The line that contains "Output a JSON" and every line after it, down to the last one, must be restated word for word, with no pictures.

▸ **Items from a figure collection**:
◇ ◇ ◇ ◇

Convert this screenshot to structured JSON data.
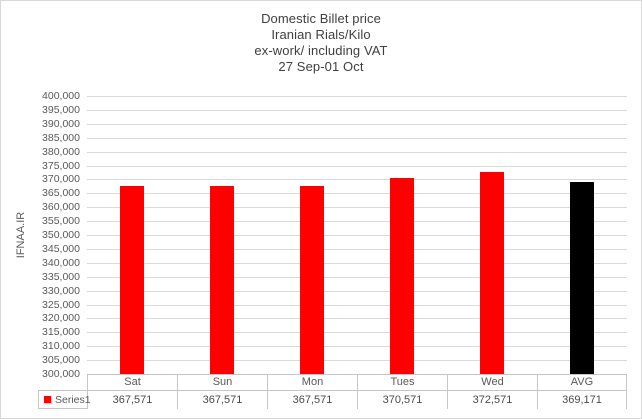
{
  "title": {
    "lines": [
      "Domestic Billet price",
      "Iranian Rials/Kilo",
      "ex-work/ including VAT",
      "27 Sep-01 Oct"
    ]
  },
  "chart_data": {
    "type": "bar",
    "title": "Domestic Billet price Iranian Rials/Kilo ex-work/ including VAT 27 Sep-01 Oct",
    "categories": [
      "Sat",
      "Sun",
      "Mon",
      "Tues",
      "Wed",
      "AVG"
    ],
    "series": [
      {
        "name": "Series1",
        "values": [
          367571,
          367571,
          367571,
          370571,
          372571,
          369171
        ]
      }
    ],
    "values_formatted": [
      "367,571",
      "367,571",
      "367,571",
      "370,571",
      "372,571",
      "369,171"
    ],
    "bar_colors": [
      "#ff0000",
      "#ff0000",
      "#ff0000",
      "#ff0000",
      "#ff0000",
      "#000000"
    ],
    "xlabel": "",
    "ylabel": "IFNAA.IR",
    "ylim": [
      300000,
      400000
    ],
    "ytick_step": 5000,
    "grid": true,
    "legend": {
      "position": "bottom-left-table",
      "entries": [
        {
          "label": "Series1",
          "color": "#ff0000"
        }
      ]
    },
    "data_table_shown": true
  },
  "colors": {
    "gridline": "#d9d9d9",
    "table_border": "#c6c6c6",
    "axis_text": "#595959",
    "title_text": "#3f3f3f",
    "background": "#ffffff"
  }
}
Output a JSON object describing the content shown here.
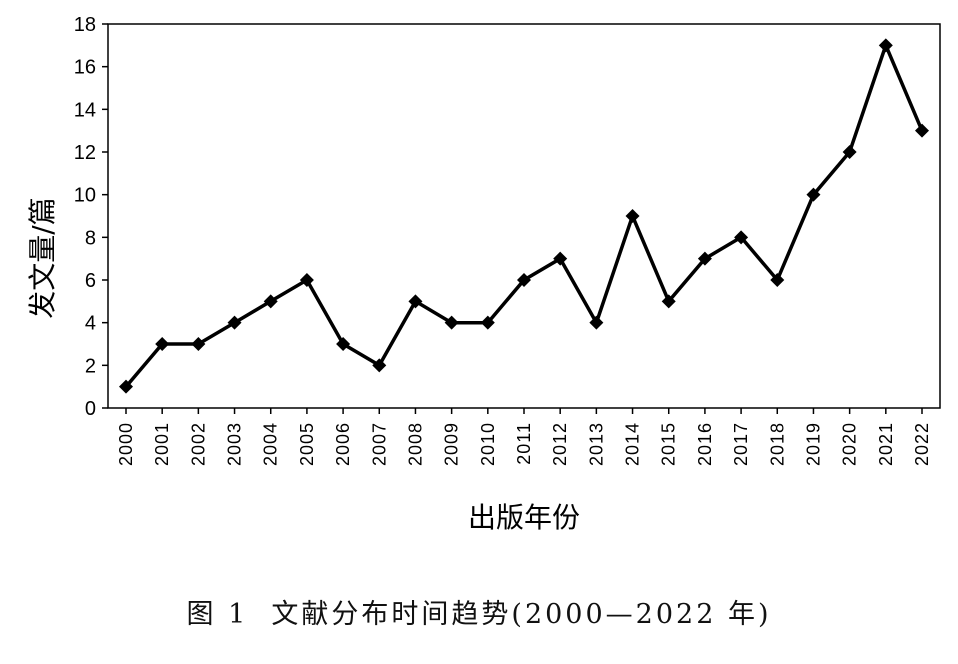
{
  "chart_data": {
    "type": "line",
    "title": "",
    "xlabel": "出版年份",
    "ylabel": "发文量/篇",
    "ylim": [
      0,
      18
    ],
    "yticks": [
      "0",
      "2",
      "4",
      "6",
      "8",
      "10",
      "12",
      "14",
      "16",
      "18"
    ],
    "categories": [
      "2000",
      "2001",
      "2002",
      "2003",
      "2004",
      "2005",
      "2006",
      "2007",
      "2008",
      "2009",
      "2010",
      "2011",
      "2012",
      "2013",
      "2014",
      "2015",
      "2016",
      "2017",
      "2018",
      "2019",
      "2020",
      "2021",
      "2022"
    ],
    "series": [
      {
        "values": [
          1,
          3,
          3,
          4,
          5,
          6,
          3,
          2,
          5,
          4,
          4,
          6,
          7,
          4,
          9,
          5,
          7,
          8,
          6,
          10,
          12,
          17,
          13
        ]
      }
    ],
    "grid": false,
    "line_color": "#000000",
    "marker": "diamond"
  },
  "caption": "图 1  文献分布时间趋势(2000—2022 年)"
}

◇ ◇ ◇ ◇

▸ **WRITTEN ANSWER**:
Output a JSON object describing the content shown here.
{
  "chart_data": {
    "type": "line",
    "title": "",
    "xlabel": "出版年份",
    "ylabel": "发文量/篇",
    "ylim": [
      0,
      18
    ],
    "yticks": [
      "0",
      "2",
      "4",
      "6",
      "8",
      "10",
      "12",
      "14",
      "16",
      "18"
    ],
    "categories": [
      "2000",
      "2001",
      "2002",
      "2003",
      "2004",
      "2005",
      "2006",
      "2007",
      "2008",
      "2009",
      "2010",
      "2011",
      "2012",
      "2013",
      "2014",
      "2015",
      "2016",
      "2017",
      "2018",
      "2019",
      "2020",
      "2021",
      "2022"
    ],
    "series": [
      {
        "values": [
          1,
          3,
          3,
          4,
          5,
          6,
          3,
          2,
          5,
          4,
          4,
          6,
          7,
          4,
          9,
          5,
          7,
          8,
          6,
          10,
          12,
          17,
          13
        ]
      }
    ],
    "grid": false,
    "line_color": "#000000",
    "marker": "diamond"
  },
  "caption": "图 1  文献分布时间趋势(2000—2022 年)"
}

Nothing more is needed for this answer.